**** INPUT FOR THIS TASK ****

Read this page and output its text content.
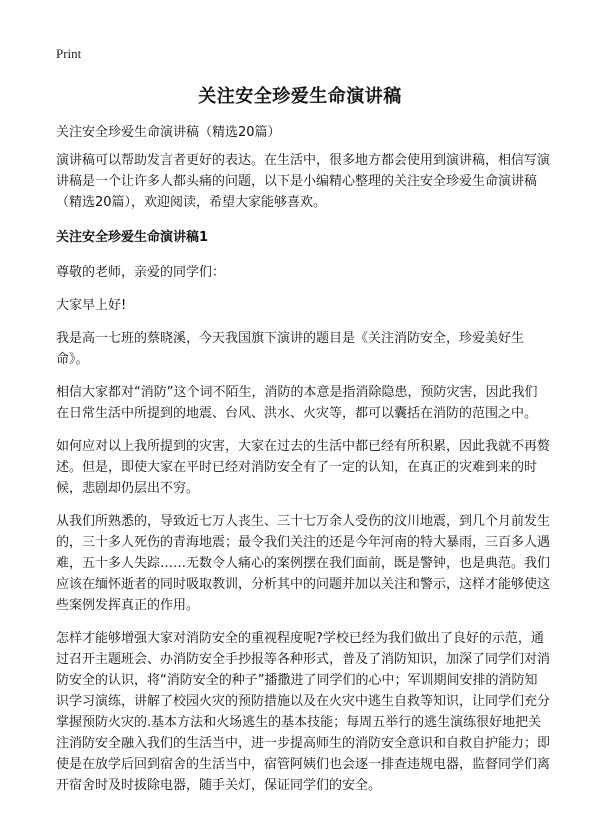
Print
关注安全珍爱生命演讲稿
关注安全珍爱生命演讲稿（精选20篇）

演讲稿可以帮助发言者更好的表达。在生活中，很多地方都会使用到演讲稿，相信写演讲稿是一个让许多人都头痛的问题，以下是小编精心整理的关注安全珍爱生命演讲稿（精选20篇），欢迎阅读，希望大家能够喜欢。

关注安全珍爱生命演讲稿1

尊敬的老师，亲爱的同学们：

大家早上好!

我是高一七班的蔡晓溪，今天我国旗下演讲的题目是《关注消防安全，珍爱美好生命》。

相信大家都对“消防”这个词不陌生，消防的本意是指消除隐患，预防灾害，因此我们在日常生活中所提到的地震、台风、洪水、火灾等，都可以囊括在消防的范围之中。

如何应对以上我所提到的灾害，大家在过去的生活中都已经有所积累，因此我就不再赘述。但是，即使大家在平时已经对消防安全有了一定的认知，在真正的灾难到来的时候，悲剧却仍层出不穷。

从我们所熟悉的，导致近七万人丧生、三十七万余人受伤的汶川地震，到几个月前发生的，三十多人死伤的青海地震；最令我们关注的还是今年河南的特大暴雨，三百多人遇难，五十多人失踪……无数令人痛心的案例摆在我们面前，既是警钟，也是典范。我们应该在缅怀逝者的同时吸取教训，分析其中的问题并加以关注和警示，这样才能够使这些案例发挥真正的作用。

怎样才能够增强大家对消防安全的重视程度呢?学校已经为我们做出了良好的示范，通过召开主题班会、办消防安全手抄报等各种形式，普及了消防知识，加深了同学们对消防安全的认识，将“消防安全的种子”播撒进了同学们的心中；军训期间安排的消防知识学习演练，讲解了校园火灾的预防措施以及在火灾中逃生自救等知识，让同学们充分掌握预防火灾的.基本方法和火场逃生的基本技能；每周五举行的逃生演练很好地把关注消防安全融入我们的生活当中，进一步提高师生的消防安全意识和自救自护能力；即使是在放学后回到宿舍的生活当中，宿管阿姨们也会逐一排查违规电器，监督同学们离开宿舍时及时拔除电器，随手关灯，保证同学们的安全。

****
**** INPUT FOR THIS TASK ****

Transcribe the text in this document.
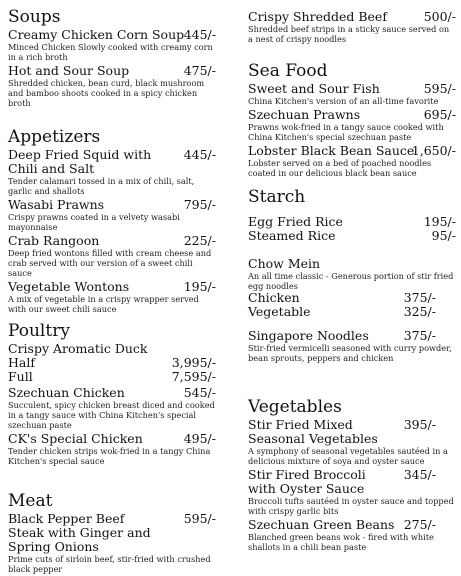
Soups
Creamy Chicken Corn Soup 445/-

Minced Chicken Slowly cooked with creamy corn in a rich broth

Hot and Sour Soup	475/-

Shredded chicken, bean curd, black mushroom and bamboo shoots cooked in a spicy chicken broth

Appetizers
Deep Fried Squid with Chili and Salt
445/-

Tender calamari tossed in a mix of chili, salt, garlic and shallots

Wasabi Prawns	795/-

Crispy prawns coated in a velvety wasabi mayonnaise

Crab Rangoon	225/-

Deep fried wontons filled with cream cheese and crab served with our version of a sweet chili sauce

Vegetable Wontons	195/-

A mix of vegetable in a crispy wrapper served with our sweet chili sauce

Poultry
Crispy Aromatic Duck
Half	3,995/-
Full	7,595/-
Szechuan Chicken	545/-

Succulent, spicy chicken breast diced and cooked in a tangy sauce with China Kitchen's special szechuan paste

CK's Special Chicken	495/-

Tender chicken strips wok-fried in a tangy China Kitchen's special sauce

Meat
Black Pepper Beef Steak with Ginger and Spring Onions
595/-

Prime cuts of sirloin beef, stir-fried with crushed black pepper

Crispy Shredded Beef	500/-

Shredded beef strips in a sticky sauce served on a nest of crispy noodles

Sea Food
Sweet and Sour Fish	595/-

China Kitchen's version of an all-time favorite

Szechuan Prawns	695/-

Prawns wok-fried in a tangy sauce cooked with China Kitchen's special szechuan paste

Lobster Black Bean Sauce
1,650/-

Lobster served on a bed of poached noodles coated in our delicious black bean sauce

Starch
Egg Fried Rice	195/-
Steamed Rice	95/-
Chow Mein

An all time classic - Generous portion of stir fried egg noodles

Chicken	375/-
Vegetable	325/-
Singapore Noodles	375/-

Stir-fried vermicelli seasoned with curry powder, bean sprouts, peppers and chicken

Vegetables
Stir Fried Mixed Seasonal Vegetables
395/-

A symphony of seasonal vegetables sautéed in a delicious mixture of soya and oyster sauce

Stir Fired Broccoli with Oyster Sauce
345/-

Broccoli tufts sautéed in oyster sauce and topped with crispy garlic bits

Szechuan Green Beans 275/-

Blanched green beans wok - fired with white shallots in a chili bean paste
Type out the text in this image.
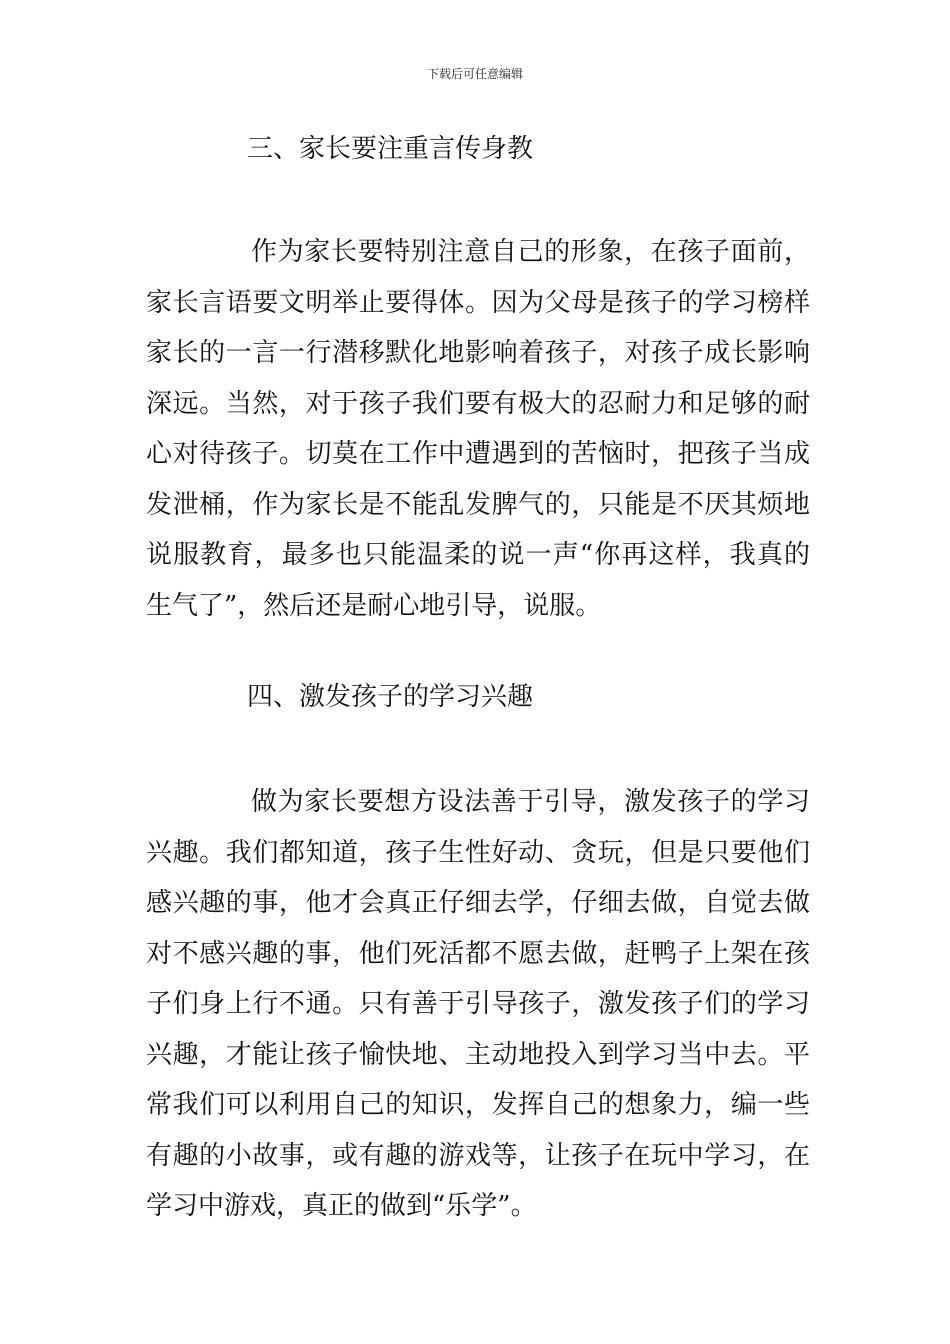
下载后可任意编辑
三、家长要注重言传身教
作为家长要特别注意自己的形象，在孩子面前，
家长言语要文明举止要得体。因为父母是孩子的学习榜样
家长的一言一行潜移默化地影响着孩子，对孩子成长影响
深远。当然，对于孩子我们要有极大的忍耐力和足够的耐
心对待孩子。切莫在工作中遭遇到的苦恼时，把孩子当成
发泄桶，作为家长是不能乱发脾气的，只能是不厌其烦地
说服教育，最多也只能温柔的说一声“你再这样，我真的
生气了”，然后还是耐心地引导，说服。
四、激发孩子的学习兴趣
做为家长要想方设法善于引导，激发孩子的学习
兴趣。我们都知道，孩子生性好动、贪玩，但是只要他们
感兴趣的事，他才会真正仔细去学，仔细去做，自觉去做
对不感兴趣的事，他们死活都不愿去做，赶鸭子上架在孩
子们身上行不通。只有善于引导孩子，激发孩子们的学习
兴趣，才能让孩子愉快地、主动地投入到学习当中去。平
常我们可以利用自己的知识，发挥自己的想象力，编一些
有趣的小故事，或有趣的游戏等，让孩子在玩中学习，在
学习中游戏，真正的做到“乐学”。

****

■ TASK GOAL ■
In the entries above, find lines with "Shredded" and copy each.

■ FULL SOLUTION ■
Shredded chicken, bean curd, black mushroom and bamboo shoots cooked in a spicy chicken broth
Crispy Shredded Beef	500/-
Shredded beef strips in a sticky sauce served on a nest of crispy noodles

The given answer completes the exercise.